### Instruction
Take the data that follows and retype it word for word.

### Data for processing

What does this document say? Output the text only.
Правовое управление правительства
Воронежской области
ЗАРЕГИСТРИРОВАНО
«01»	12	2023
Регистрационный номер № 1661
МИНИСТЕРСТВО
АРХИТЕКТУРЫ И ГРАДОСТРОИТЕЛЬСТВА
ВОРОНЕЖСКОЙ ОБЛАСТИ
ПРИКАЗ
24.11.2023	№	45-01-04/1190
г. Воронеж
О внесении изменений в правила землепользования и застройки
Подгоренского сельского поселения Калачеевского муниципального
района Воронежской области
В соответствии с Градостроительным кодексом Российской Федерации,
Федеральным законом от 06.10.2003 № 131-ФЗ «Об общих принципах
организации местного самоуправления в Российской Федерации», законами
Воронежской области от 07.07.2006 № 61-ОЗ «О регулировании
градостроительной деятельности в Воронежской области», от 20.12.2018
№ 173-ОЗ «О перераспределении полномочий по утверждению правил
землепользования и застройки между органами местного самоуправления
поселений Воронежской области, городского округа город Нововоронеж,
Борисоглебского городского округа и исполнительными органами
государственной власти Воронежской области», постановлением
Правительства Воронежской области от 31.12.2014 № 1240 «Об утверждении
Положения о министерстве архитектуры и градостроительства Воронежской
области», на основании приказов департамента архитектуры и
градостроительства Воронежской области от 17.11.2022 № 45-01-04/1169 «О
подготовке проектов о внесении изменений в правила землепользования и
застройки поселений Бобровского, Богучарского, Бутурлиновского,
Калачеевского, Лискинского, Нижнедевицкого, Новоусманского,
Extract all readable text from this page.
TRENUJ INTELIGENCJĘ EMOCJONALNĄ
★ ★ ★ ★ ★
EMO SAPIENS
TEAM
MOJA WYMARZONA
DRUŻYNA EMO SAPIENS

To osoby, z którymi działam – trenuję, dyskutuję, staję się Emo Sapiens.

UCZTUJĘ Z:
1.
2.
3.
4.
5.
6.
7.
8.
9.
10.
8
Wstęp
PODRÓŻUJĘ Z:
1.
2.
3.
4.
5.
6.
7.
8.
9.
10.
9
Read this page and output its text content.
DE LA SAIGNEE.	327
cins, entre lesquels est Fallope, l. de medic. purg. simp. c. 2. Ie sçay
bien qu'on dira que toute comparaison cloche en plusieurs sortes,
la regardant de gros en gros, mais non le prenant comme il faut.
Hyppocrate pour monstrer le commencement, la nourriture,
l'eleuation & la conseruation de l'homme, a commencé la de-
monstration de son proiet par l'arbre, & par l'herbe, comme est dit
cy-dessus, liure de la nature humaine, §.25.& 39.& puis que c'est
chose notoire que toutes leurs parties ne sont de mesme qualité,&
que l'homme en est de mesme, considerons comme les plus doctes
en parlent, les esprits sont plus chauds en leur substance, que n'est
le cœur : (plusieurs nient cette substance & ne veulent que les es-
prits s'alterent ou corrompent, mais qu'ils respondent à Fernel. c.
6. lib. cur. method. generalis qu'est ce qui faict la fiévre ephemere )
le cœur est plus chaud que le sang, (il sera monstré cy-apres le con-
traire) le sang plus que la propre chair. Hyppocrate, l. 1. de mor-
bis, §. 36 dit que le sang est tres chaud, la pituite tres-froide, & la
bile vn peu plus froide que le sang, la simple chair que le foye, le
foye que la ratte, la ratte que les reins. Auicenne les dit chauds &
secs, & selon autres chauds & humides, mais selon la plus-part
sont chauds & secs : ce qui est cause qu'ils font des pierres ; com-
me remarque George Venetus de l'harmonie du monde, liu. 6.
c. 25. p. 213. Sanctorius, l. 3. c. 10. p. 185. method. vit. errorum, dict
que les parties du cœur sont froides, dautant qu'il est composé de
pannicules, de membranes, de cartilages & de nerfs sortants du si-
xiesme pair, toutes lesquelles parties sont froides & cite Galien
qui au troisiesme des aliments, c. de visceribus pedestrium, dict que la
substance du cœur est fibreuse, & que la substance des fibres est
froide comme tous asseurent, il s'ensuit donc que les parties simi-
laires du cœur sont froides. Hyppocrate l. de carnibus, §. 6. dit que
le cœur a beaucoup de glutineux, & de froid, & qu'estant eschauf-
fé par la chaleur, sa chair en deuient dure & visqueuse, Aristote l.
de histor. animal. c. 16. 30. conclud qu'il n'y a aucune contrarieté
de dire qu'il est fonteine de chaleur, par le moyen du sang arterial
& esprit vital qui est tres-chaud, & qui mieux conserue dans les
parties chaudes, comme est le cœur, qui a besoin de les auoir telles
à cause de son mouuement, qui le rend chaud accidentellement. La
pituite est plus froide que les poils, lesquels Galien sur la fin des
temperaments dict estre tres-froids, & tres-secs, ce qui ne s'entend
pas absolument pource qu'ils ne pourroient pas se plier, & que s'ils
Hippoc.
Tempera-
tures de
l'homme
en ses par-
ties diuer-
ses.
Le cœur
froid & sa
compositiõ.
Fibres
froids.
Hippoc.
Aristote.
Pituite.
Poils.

### Solution below
What does this document say? Output the text only.
Правовое управление правительства
Воронежской области
ЗАРЕГИСТРИРОВАНО
«01»	12	2023
Регистрационный номер № 1661
МИНИСТЕРСТВО
АРХИТЕКТУРЫ И ГРАДОСТРОИТЕЛЬСТВА
ВОРОНЕЖСКОЙ ОБЛАСТИ
ПРИКАЗ
24.11.2023	№	45-01-04/1190
г. Воронеж
О внесении изменений в правила землепользования и застройки
Подгоренского сельского поселения Калачеевского муниципального
района Воронежской области
В соответствии с Градостроительным кодексом Российской Федерации,
Федеральным законом от 06.10.2003 № 131-ФЗ «Об общих принципах
организации местного самоуправления в Российской Федерации», законами
Воронежской области от 07.07.2006 № 61-ОЗ «О регулировании
градостроительной деятельности в Воронежской области», от 20.12.2018
№ 173-ОЗ «О перераспределении полномочий по утверждению правил
землепользования и застройки между органами местного самоуправления
поселений Воронежской области, городского округа город Нововоронеж,
Борисоглебского городского округа и исполнительными органами
государственной власти Воронежской области», постановлением
Правительства Воронежской области от 31.12.2014 № 1240 «Об утверждении
Положения о министерстве архитектуры и градостроительства Воронежской
области», на основании приказов департамента архитектуры и
градостроительства Воронежской области от 17.11.2022 № 45-01-04/1169 «О
подготовке проектов о внесении изменений в правила землепользования и
застройки поселений Бобровского, Богучарского, Бутурлиновского,
Калачеевского, Лискинского, Нижнедевицкого, Новоусманского,
Extract all readable text from this page.
TRENUJ INTELIGENCJĘ EMOCJONALNĄ
★ ★ ★ ★ ★
EMO SAPIENS
TEAM
MOJA WYMARZONA
DRUŻYNA EMO SAPIENS

To osoby, z którymi działam – trenuję, dyskutuję, staję się Emo Sapiens.

UCZTUJĘ Z:
1.
2.
3.
4.
5.
6.
7.
8.
9.
10.
8
Wstęp
PODRÓŻUJĘ Z:
1.
2.
3.
4.
5.
6.
7.
8.
9.
10.
9
Read this page and output its text content.
DE LA SAIGNEE.	327
cins, entre lesquels est Fallope, l. de medic. purg. simp. c. 2. Ie sçay
bien qu'on dira que toute comparaison cloche en plusieurs sortes,
la regardant de gros en gros, mais non le prenant comme il faut.
Hyppocrate pour monstrer le commencement, la nourriture,
l'eleuation & la conseruation de l'homme, a commencé la de-
monstration de son proiet par l'arbre, & par l'herbe, comme est dit
cy-dessus, liure de la nature humaine, §.25.& 39.& puis que c'est
chose notoire que toutes leurs parties ne sont de mesme qualité,&
que l'homme en est de mesme, considerons comme les plus doctes
en parlent, les esprits sont plus chauds en leur substance, que n'est
le cœur : (plusieurs nient cette substance & ne veulent que les es-
prits s'alterent ou corrompent, mais qu'ils respondent à Fernel. c.
6. lib. cur. method. generalis qu'est ce qui faict la fiévre ephemere )
le cœur est plus chaud que le sang, (il sera monstré cy-apres le con-
traire) le sang plus que la propre chair. Hyppocrate, l. 1. de mor-
bis, §. 36 dit que le sang est tres chaud, la pituite tres-froide, & la
bile vn peu plus froide que le sang, la simple chair que le foye, le
foye que la ratte, la ratte que les reins. Auicenne les dit chauds &
secs, & selon autres chauds & humides, mais selon la plus-part
sont chauds & secs : ce qui est cause qu'ils font des pierres ; com-
me remarque George Venetus de l'harmonie du monde, liu. 6.
c. 25. p. 213. Sanctorius, l. 3. c. 10. p. 185. method. vit. errorum, dict
que les parties du cœur sont froides, dautant qu'il est composé de
pannicules, de membranes, de cartilages & de nerfs sortants du si-
xiesme pair, toutes lesquelles parties sont froides & cite Galien
qui au troisiesme des aliments, c. de visceribus pedestrium, dict que la
substance du cœur est fibreuse, & que la substance des fibres est
froide comme tous asseurent, il s'ensuit donc que les parties simi-
laires du cœur sont froides. Hyppocrate l. de carnibus, §. 6. dit que
le cœur a beaucoup de glutineux, & de froid, & qu'estant eschauf-
fé par la chaleur, sa chair en deuient dure & visqueuse, Aristote l.
de histor. animal. c. 16. 30. conclud qu'il n'y a aucune contrarieté
de dire qu'il est fonteine de chaleur, par le moyen du sang arterial
& esprit vital qui est tres-chaud, & qui mieux conserue dans les
parties chaudes, comme est le cœur, qui a besoin de les auoir telles
à cause de son mouuement, qui le rend chaud accidentellement. La
pituite est plus froide que les poils, lesquels Galien sur la fin des
temperaments dict estre tres-froids, & tres-secs, ce qui ne s'entend
pas absolument pource qu'ils ne pourroient pas se plier, & que s'ils
Hippoc.
Tempera-
tures de
l'homme
en ses par-
ties diuer-
ses.
Le cœur
froid & sa
compositiõ.
Fibres
froids.
Hippoc.
Aristote.
Pituite.
Poils.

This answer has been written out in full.